• _Exercise aim_: Set out every line bearing the string "Innsbrucker".

• _Listed records_:
============
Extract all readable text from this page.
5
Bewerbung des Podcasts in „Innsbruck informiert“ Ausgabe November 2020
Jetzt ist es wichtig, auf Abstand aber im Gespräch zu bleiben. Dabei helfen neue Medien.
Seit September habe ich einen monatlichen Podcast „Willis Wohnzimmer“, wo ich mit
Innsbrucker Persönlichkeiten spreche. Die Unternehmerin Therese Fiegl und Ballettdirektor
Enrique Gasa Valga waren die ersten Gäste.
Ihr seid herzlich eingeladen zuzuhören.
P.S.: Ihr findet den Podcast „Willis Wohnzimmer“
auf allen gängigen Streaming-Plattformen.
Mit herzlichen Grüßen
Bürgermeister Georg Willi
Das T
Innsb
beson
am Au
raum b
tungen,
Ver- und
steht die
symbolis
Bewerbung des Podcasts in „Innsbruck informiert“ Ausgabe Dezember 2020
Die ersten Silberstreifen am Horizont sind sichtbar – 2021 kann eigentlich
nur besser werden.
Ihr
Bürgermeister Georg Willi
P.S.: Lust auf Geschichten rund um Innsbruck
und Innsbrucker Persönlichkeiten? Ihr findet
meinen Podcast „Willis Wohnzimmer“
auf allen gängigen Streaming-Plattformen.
============
• _Task output_:
Innsbrucker Persönlichkeiten spreche. Die Unternehmerin Therese Fiegl und Ballettdirektor
und Innsbrucker Persönlichkeiten? Ihr findet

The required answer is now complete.